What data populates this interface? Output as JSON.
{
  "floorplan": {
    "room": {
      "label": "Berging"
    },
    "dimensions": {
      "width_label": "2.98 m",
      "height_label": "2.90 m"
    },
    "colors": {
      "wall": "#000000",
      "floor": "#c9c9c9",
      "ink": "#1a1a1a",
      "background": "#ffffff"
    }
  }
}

□ □ □ □ □ □ □

Exercise objective. Your task is to quote all of the data word for word.

Expected answer.
What data populates this interface? Output as JSON.
{
  "floorplan": {
    "room": {
      "label": "Berging"
    },
    "dimensions": {
      "width_label": "2.98 m",
      "height_label": "2.90 m"
    },
    "colors": {
      "wall": "#000000",
      "floor": "#c9c9c9",
      "ink": "#1a1a1a",
      "background": "#ffffff"
    }
  }
}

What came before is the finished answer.